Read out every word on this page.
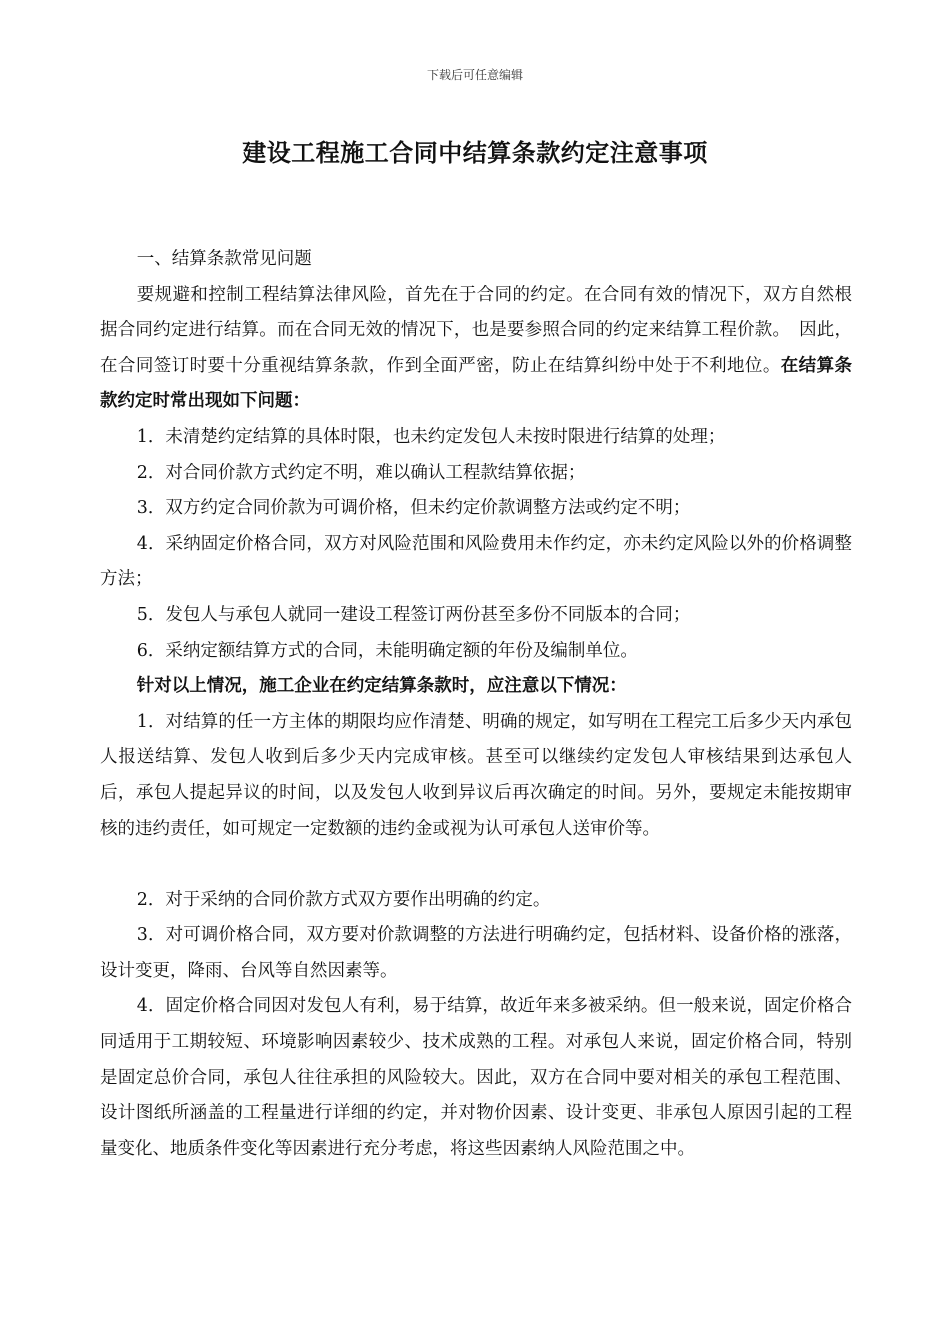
下载后可任意编辑
建设工程施工合同中结算条款约定注意事项

一、结算条款常见问题

要规避和控制工程结算法律风险，首先在于合同的约定。在合同有效的情况下，双方自然根据合同约定进行结算。而在合同无效的情况下，也是要参照合同的约定来结算工程价款。　因此，在合同签订时要十分重视结算条款，作到全面严密，防止在结算纠纷中处于不利地位。在结算条款约定时常出现如下问题：

1．未清楚约定结算的具体时限，也未约定发包人未按时限进行结算的处理；

2．对合同价款方式约定不明，难以确认工程款结算依据；

3．双方约定合同价款为可调价格，但未约定价款调整方法或约定不明；

4．采纳固定价格合同，双方对风险范围和风险费用未作约定，亦未约定风险以外的价格调整方法；

5．发包人与承包人就同一建设工程签订两份甚至多份不同版本的合同；

6．采纳定额结算方式的合同，未能明确定额的年份及编制单位。

针对以上情况，施工企业在约定结算条款时，应注意以下情况：

1．对结算的任一方主体的期限均应作清楚、明确的规定，如写明在工程完工后多少天内承包人报送结算、发包人收到后多少天内完成审核。甚至可以继续约定发包人审核结果到达承包人后，承包人提起异议的时间，以及发包人收到异议后再次确定的时间。另外，要规定未能按期审核的违约责任，如可规定一定数额的违约金或视为认可承包人送审价等。

2．对于采纳的合同价款方式双方要作出明确的约定。

3．对可调价格合同，双方要对价款调整的方法进行明确约定，包括材料、设备价格的涨落，设计变更，降雨、台风等自然因素等。

4．固定价格合同因对发包人有利，易于结算，故近年来多被采纳。但一般来说，固定价格合同适用于工期较短、环境影响因素较少、技术成熟的工程。对承包人来说，固定价格合同，特别是固定总价合同，承包人往往承担的风险较大。因此，双方在合同中要对相关的承包工程范围、设计图纸所涵盖的工程量进行详细的约定，并对物价因素、设计变更、非承包人原因引起的工程量变化、地质条件变化等因素进行充分考虑，将这些因素纳人风险范围之中。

= = = =

▸ GIVEN TASK: Reproduce every entry word for word, but skip any pictures.

▸ CORRECT OUTPUT:
Read out every word on this page.
下载后可任意编辑
建设工程施工合同中结算条款约定注意事项

一、结算条款常见问题

要规避和控制工程结算法律风险，首先在于合同的约定。在合同有效的情况下，双方自然根据合同约定进行结算。而在合同无效的情况下，也是要参照合同的约定来结算工程价款。　因此，在合同签订时要十分重视结算条款，作到全面严密，防止在结算纠纷中处于不利地位。在结算条款约定时常出现如下问题：

1．未清楚约定结算的具体时限，也未约定发包人未按时限进行结算的处理；

2．对合同价款方式约定不明，难以确认工程款结算依据；

3．双方约定合同价款为可调价格，但未约定价款调整方法或约定不明；

4．采纳固定价格合同，双方对风险范围和风险费用未作约定，亦未约定风险以外的价格调整方法；

5．发包人与承包人就同一建设工程签订两份甚至多份不同版本的合同；

6．采纳定额结算方式的合同，未能明确定额的年份及编制单位。

针对以上情况，施工企业在约定结算条款时，应注意以下情况：

1．对结算的任一方主体的期限均应作清楚、明确的规定，如写明在工程完工后多少天内承包人报送结算、发包人收到后多少天内完成审核。甚至可以继续约定发包人审核结果到达承包人后，承包人提起异议的时间，以及发包人收到异议后再次确定的时间。另外，要规定未能按期审核的违约责任，如可规定一定数额的违约金或视为认可承包人送审价等。

2．对于采纳的合同价款方式双方要作出明确的约定。

3．对可调价格合同，双方要对价款调整的方法进行明确约定，包括材料、设备价格的涨落，设计变更，降雨、台风等自然因素等。

4．固定价格合同因对发包人有利，易于结算，故近年来多被采纳。但一般来说，固定价格合同适用于工期较短、环境影响因素较少、技术成熟的工程。对承包人来说，固定价格合同，特别是固定总价合同，承包人往往承担的风险较大。因此，双方在合同中要对相关的承包工程范围、设计图纸所涵盖的工程量进行详细的约定，并对物价因素、设计变更、非承包人原因引起的工程量变化、地质条件变化等因素进行充分考虑，将这些因素纳人风险范围之中。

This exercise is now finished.